* Begin Provided data *

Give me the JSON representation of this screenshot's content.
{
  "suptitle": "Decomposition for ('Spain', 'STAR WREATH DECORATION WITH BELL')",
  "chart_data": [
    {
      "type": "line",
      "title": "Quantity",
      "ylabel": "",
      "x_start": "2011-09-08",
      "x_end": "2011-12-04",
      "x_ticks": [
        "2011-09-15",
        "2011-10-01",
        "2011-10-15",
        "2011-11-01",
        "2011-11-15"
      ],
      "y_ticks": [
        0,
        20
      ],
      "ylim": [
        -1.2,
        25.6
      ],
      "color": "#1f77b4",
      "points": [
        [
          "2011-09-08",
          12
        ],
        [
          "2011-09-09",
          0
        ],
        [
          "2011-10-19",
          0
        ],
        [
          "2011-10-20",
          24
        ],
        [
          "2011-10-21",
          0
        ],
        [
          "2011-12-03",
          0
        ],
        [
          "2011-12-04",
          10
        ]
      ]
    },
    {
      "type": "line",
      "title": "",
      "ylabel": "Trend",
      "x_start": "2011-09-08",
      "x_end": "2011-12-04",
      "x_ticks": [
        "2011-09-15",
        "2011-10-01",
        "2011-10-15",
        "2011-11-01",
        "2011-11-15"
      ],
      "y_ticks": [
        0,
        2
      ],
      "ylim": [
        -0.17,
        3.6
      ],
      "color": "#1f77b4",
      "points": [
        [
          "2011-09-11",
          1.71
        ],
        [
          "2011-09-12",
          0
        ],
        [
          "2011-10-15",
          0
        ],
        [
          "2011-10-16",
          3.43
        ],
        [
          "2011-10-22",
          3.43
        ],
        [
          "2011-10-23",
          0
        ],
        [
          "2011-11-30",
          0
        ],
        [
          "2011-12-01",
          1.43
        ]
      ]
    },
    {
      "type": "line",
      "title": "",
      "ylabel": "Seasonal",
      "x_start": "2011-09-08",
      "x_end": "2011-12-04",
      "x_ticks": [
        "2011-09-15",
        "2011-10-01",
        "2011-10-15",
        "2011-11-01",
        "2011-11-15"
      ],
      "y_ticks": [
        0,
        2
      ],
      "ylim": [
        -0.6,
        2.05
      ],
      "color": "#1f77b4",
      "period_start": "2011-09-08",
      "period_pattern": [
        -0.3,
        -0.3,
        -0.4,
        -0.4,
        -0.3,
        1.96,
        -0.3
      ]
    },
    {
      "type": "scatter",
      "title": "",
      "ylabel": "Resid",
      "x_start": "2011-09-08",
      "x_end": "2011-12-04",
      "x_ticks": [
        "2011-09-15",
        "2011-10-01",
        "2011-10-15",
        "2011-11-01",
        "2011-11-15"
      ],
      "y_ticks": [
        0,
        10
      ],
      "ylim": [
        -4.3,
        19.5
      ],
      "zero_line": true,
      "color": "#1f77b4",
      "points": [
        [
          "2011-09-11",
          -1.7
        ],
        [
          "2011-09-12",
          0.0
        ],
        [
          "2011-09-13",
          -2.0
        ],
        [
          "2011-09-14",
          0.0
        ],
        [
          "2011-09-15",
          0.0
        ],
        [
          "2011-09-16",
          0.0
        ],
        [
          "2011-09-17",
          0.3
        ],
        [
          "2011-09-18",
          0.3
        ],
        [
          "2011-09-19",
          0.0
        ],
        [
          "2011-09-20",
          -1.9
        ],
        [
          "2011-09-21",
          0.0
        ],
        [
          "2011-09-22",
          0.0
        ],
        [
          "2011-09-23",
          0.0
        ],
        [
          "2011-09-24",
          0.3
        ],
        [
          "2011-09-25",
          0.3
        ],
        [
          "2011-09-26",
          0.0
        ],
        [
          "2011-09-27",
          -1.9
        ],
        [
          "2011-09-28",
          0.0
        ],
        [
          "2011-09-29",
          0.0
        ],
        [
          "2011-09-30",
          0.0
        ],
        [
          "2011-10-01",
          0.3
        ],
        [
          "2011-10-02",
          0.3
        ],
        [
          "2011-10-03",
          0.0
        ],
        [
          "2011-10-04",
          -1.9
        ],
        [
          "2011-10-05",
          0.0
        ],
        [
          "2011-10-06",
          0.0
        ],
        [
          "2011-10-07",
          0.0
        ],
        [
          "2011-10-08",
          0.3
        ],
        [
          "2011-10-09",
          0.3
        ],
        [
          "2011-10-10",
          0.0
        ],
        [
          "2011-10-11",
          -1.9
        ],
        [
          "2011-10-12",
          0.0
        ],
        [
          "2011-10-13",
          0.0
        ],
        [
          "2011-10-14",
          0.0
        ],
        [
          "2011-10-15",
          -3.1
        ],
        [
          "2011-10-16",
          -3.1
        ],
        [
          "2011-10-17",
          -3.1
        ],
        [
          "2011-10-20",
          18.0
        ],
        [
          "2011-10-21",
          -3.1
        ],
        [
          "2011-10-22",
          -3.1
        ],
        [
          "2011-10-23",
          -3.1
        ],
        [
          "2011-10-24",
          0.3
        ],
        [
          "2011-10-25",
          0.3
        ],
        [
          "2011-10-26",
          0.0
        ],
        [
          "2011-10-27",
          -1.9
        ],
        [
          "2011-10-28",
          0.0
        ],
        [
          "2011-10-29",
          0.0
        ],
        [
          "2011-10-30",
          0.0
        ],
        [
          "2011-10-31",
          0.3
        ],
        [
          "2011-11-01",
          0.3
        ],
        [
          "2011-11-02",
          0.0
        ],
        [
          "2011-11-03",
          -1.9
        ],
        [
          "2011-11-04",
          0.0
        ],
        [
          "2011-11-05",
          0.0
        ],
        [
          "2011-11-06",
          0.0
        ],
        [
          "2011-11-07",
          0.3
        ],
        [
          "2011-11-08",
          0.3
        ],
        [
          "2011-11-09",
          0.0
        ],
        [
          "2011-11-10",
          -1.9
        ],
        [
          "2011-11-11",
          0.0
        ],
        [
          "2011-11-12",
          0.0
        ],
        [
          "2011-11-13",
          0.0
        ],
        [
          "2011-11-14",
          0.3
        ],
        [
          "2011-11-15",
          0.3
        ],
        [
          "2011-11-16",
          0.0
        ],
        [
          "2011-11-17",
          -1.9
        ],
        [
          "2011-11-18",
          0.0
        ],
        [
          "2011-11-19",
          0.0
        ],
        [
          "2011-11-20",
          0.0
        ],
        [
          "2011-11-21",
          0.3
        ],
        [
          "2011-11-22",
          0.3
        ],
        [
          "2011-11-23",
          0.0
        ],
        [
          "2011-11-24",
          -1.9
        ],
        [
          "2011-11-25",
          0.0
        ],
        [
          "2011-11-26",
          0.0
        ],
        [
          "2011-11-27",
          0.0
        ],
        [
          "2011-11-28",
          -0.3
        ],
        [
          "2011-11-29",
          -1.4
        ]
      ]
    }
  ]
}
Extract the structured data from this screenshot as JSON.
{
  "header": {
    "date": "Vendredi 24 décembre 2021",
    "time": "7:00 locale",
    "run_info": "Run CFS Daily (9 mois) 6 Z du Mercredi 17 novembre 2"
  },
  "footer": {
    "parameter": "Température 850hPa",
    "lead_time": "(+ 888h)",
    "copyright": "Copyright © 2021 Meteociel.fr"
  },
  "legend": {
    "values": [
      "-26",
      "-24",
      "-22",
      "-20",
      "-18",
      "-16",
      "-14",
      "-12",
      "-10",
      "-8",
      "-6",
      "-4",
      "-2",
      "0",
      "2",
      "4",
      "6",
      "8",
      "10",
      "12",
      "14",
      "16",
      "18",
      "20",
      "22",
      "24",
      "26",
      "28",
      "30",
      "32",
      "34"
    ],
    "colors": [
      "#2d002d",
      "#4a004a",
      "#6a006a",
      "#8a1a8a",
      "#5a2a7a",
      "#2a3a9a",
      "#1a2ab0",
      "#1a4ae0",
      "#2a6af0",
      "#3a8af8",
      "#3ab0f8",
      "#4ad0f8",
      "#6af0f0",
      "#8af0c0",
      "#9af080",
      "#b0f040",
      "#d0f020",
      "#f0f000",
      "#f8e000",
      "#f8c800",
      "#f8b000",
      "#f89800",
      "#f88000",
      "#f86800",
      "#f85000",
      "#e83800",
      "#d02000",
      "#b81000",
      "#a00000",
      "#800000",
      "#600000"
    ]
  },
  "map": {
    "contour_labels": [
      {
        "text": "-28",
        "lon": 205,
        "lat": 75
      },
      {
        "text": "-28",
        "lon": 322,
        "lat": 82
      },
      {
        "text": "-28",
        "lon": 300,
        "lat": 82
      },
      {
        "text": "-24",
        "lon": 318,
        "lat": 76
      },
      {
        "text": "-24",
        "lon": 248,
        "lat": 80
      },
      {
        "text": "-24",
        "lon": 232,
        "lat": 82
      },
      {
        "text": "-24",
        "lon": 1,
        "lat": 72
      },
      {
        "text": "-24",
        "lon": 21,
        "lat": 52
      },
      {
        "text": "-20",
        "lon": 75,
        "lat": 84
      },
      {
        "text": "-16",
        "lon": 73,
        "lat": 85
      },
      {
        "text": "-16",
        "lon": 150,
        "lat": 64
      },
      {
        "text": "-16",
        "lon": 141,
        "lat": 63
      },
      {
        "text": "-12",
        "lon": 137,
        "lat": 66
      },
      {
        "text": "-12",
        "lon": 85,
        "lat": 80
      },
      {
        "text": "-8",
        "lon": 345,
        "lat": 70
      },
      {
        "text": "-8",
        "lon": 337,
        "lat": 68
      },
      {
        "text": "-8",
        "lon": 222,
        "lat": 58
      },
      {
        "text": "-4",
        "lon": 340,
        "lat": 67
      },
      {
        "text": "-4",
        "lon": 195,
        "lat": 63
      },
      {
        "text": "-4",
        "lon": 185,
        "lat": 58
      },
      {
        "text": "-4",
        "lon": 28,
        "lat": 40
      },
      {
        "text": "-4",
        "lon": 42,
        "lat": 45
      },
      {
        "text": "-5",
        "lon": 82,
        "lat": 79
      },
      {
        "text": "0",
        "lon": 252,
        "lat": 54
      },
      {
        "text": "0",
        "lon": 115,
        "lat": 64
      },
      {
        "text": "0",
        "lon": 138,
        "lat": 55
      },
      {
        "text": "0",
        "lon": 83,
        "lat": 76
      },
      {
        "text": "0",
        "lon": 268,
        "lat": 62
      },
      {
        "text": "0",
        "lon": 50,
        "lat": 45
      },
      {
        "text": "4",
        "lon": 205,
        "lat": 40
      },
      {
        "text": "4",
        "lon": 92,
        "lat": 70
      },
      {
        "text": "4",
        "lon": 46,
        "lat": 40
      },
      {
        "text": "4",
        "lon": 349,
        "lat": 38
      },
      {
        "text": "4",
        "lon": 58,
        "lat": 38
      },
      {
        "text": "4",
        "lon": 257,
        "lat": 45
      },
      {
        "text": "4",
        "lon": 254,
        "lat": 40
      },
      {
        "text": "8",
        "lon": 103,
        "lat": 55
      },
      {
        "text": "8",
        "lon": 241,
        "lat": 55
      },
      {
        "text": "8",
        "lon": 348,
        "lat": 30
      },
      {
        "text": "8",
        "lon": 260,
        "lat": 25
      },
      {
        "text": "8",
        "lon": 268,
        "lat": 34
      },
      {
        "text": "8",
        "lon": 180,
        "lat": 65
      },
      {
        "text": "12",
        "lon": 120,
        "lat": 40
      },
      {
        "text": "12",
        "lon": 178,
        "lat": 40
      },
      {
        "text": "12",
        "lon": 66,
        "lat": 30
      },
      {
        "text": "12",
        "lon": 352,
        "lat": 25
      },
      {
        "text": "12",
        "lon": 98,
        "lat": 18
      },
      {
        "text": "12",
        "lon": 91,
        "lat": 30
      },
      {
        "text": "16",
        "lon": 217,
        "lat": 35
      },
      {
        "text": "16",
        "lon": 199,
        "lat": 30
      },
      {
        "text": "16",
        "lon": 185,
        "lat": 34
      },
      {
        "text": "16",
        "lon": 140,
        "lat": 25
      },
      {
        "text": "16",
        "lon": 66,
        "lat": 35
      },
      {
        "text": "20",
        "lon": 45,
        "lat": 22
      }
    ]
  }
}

* End Provided data *

_Your goal_
Pull out all lines containing "ylabel".

_Task solution_
      "ylabel": "",
      "ylabel": "Trend",
      "ylabel": "Seasonal",
      "ylabel": "Resid",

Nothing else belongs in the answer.